TASK DESCRIPTION
Copy out each line that includes the word "from".

DATA FOR PROCESSING
^^^^^^^^^^^^^^^^
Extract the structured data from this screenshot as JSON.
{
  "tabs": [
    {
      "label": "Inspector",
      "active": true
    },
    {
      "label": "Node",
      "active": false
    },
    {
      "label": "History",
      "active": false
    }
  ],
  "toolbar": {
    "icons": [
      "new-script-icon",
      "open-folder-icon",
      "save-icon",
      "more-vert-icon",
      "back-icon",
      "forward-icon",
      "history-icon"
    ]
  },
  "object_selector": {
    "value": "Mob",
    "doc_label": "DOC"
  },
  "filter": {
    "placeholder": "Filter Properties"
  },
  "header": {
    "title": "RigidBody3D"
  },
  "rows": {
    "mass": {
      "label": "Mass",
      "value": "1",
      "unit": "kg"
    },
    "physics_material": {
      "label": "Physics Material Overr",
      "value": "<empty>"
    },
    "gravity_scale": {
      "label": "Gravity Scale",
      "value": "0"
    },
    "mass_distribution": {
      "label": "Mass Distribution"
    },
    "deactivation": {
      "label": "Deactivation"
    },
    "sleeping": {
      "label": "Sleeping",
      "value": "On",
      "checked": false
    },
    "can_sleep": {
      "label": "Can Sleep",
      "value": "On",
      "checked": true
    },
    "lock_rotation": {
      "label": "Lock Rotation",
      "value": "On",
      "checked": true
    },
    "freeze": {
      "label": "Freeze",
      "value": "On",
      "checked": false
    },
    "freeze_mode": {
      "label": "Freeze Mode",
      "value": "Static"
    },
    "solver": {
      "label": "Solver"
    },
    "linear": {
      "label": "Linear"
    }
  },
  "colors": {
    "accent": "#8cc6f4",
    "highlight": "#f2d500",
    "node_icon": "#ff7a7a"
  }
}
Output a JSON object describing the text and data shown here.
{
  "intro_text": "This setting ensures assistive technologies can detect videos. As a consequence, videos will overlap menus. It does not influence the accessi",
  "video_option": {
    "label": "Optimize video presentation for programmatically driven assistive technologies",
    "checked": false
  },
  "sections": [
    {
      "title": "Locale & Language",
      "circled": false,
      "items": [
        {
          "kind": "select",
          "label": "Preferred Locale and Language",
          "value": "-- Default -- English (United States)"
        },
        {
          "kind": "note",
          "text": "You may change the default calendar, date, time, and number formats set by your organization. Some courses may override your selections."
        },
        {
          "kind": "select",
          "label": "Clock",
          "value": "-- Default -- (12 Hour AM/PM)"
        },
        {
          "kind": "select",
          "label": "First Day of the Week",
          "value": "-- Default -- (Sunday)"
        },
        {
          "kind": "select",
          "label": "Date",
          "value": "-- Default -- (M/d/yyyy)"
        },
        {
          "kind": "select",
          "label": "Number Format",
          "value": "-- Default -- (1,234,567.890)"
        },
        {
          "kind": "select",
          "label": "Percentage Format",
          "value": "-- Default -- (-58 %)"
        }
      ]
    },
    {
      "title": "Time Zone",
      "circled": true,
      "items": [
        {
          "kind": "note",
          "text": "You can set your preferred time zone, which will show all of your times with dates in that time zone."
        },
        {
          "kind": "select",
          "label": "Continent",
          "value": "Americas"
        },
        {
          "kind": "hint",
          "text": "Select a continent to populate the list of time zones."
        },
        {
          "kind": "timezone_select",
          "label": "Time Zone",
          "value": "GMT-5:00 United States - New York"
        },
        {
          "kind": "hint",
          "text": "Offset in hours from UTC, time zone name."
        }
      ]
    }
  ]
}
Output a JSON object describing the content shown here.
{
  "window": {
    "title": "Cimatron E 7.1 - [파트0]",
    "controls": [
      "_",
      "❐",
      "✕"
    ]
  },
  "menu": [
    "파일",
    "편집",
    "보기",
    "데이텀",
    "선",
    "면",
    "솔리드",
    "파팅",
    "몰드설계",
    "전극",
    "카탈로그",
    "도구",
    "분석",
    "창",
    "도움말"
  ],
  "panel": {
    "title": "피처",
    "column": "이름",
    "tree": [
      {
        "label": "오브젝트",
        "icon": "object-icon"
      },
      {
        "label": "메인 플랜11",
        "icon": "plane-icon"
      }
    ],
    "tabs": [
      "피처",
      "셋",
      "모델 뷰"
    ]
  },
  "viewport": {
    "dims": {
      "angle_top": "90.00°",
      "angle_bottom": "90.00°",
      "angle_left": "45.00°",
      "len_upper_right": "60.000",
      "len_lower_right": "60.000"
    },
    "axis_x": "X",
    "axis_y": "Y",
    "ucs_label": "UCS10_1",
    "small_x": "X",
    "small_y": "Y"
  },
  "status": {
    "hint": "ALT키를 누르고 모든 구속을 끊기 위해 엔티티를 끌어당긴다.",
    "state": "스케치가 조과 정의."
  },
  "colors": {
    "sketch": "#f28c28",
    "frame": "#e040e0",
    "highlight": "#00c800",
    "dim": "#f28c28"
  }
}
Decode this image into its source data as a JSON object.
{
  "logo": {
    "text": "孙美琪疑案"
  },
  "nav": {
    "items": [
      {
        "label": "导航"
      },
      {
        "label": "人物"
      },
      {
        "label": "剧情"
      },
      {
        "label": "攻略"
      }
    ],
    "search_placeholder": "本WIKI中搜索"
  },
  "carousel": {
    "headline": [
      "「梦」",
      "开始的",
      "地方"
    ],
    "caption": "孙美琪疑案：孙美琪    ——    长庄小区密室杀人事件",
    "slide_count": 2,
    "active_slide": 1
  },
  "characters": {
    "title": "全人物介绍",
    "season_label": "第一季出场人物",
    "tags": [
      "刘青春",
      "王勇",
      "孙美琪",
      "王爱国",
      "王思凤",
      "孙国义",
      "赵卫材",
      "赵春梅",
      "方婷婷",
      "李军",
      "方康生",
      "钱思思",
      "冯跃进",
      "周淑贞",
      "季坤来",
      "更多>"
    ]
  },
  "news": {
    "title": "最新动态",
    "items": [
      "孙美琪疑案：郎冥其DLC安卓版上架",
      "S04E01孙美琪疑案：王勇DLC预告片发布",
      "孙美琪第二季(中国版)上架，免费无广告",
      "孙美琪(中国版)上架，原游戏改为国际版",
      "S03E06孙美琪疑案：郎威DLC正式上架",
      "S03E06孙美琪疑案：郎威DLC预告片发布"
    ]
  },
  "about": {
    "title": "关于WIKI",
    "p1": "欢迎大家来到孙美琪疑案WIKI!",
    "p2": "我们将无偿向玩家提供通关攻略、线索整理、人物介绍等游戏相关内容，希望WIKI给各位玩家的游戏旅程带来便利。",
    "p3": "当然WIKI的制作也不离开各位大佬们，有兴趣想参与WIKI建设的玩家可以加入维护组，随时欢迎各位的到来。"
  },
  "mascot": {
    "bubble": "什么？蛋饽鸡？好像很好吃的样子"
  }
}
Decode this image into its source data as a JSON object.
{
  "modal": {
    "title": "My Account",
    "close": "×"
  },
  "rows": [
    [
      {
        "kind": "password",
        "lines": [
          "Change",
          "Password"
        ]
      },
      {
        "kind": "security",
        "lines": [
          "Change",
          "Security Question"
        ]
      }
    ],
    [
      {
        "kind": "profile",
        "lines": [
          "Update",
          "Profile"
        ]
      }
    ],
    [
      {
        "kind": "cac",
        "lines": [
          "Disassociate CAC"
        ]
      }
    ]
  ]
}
^^^^^^^^^^^^^^^^
WRITTEN SOLUTION
Extract the structured data from this screenshot as JSON.
          "text": "Offset in hours from UTC, time zone name."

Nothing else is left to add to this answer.